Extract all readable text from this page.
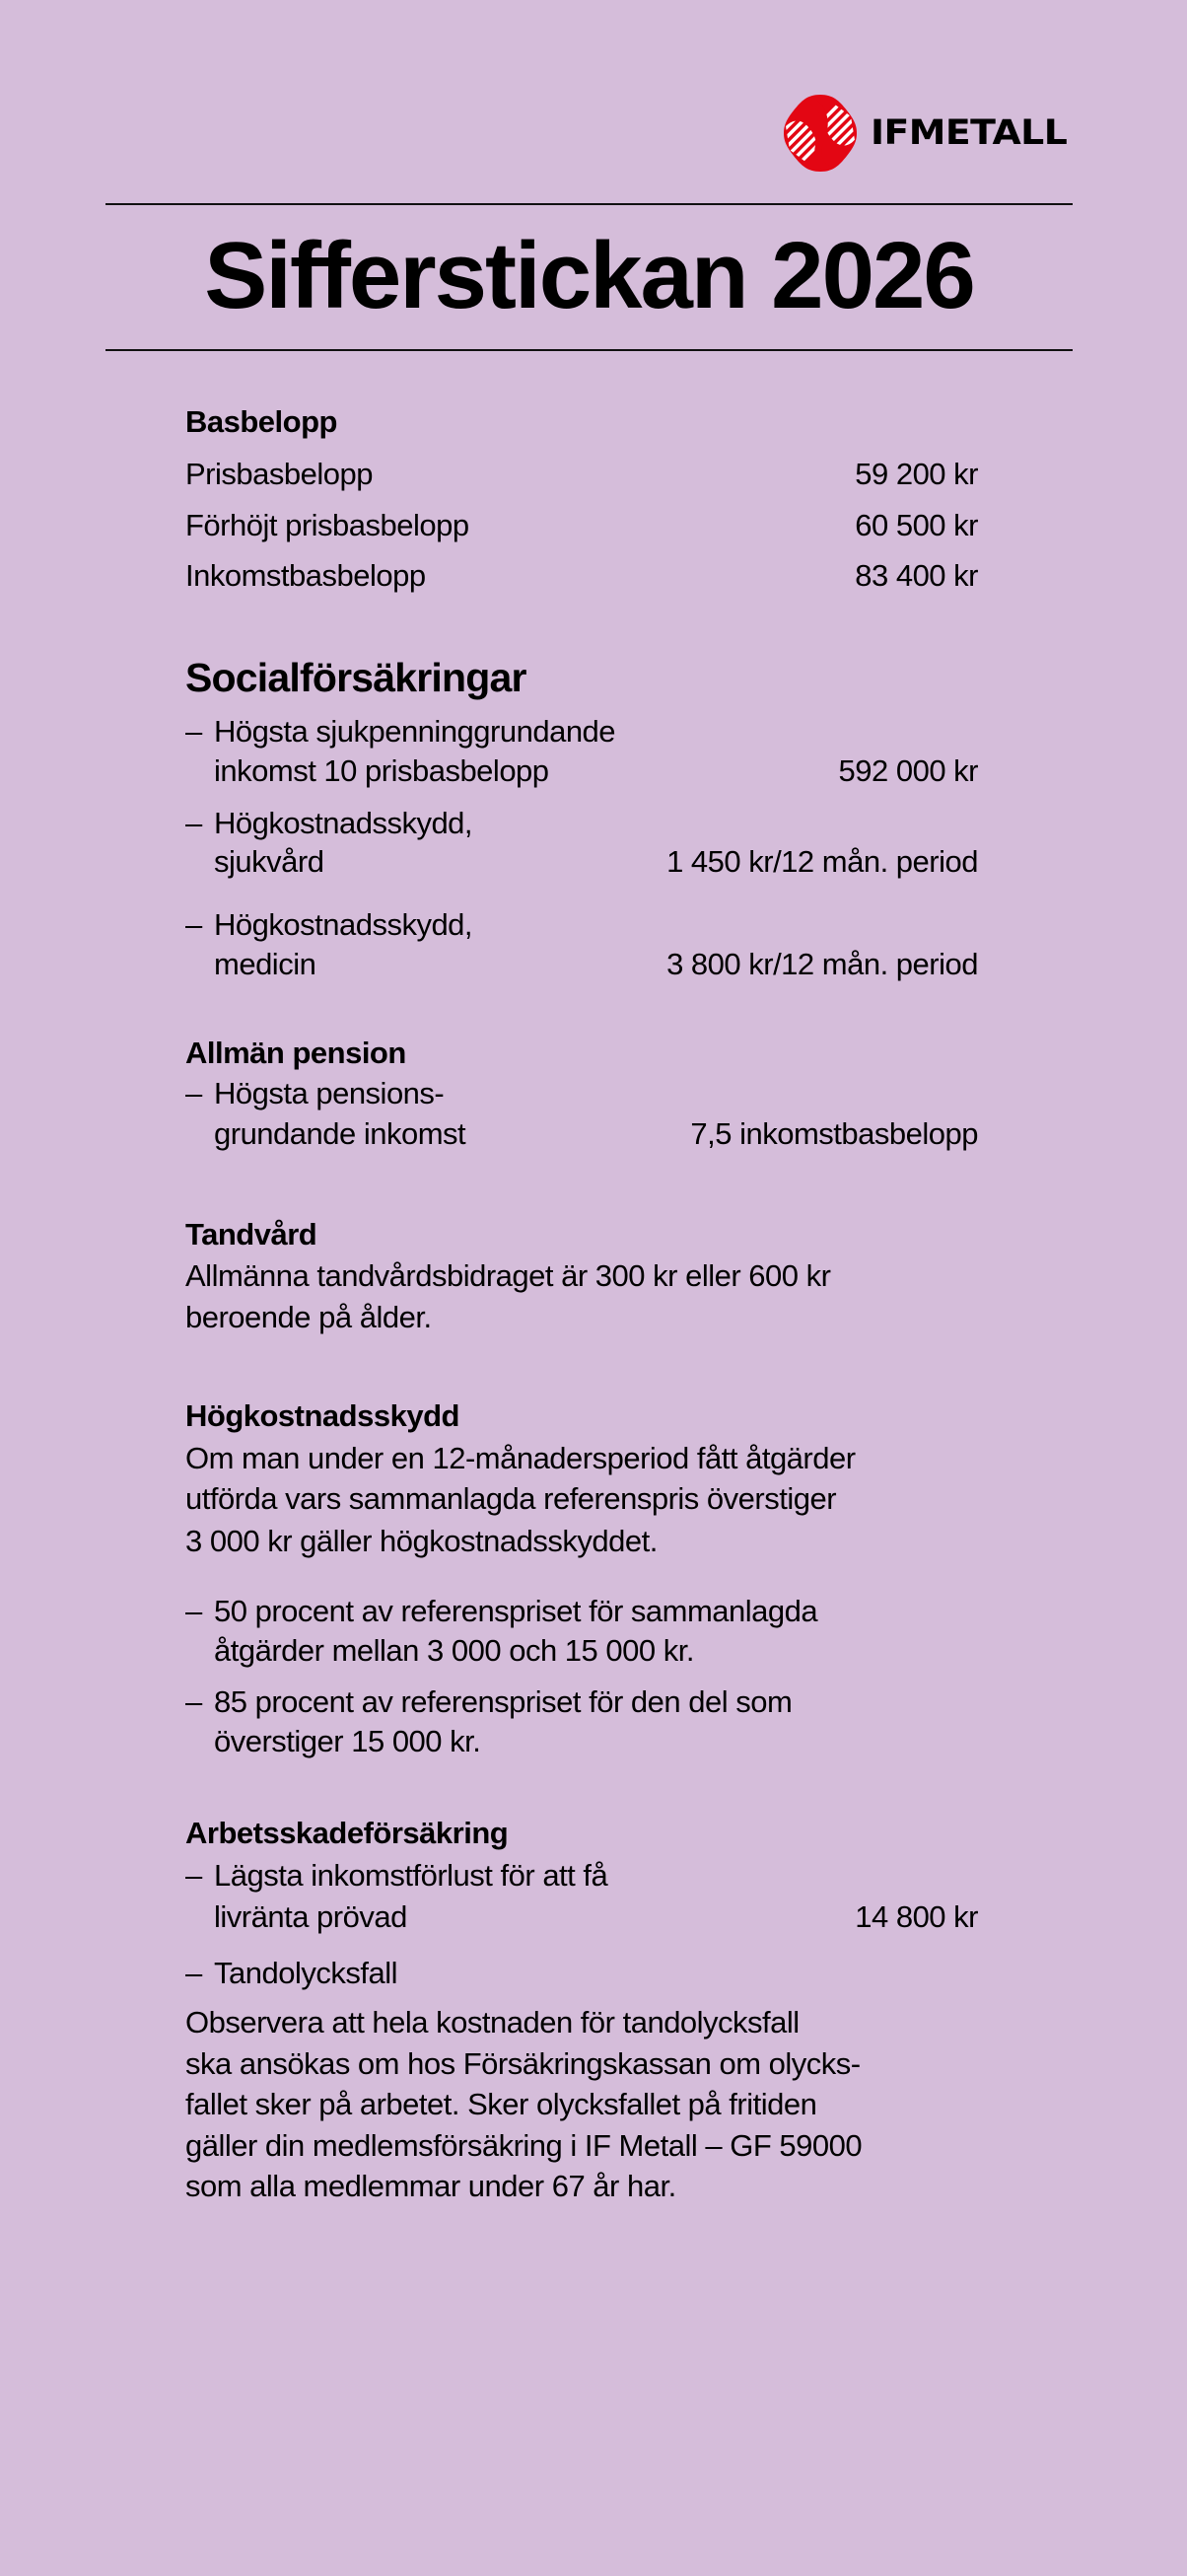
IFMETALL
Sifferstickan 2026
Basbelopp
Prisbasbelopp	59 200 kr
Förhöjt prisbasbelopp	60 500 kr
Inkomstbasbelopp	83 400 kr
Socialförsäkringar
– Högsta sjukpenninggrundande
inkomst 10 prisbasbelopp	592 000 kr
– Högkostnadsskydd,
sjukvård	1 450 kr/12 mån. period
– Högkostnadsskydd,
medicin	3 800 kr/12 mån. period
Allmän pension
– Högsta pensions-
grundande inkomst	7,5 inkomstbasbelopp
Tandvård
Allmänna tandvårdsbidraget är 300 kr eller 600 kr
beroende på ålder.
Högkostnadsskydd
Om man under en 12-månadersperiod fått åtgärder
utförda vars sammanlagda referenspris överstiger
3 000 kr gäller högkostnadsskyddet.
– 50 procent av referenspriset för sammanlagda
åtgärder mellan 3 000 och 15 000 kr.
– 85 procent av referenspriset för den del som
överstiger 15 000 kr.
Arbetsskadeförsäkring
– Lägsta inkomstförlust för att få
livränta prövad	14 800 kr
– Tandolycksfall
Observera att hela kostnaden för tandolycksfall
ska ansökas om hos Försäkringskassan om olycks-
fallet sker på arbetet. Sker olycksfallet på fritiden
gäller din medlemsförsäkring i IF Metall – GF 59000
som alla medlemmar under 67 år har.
★ ★ ★ ★ ★
__What the task asks__
Return the listing above word for word, with the pictures removed.

__Finished answer__
Extract all readable text from this page.
IFMETALL
Sifferstickan 2026
Basbelopp
Prisbasbelopp	59 200 kr
Förhöjt prisbasbelopp	60 500 kr
Inkomstbasbelopp	83 400 kr
Socialförsäkringar
– Högsta sjukpenninggrundande
inkomst 10 prisbasbelopp	592 000 kr
– Högkostnadsskydd,
sjukvård	1 450 kr/12 mån. period
– Högkostnadsskydd,
medicin	3 800 kr/12 mån. period
Allmän pension
– Högsta pensions-
grundande inkomst	7,5 inkomstbasbelopp
Tandvård
Allmänna tandvårdsbidraget är 300 kr eller 600 kr
beroende på ålder.
Högkostnadsskydd
Om man under en 12-månadersperiod fått åtgärder
utförda vars sammanlagda referenspris överstiger
3 000 kr gäller högkostnadsskyddet.
– 50 procent av referenspriset för sammanlagda
åtgärder mellan 3 000 och 15 000 kr.
– 85 procent av referenspriset för den del som
överstiger 15 000 kr.
Arbetsskadeförsäkring
– Lägsta inkomstförlust för att få
livränta prövad	14 800 kr
– Tandolycksfall
Observera att hela kostnaden för tandolycksfall
ska ansökas om hos Försäkringskassan om olycks-
fallet sker på arbetet. Sker olycksfallet på fritiden
gäller din medlemsförsäkring i IF Metall – GF 59000
som alla medlemmar under 67 år har.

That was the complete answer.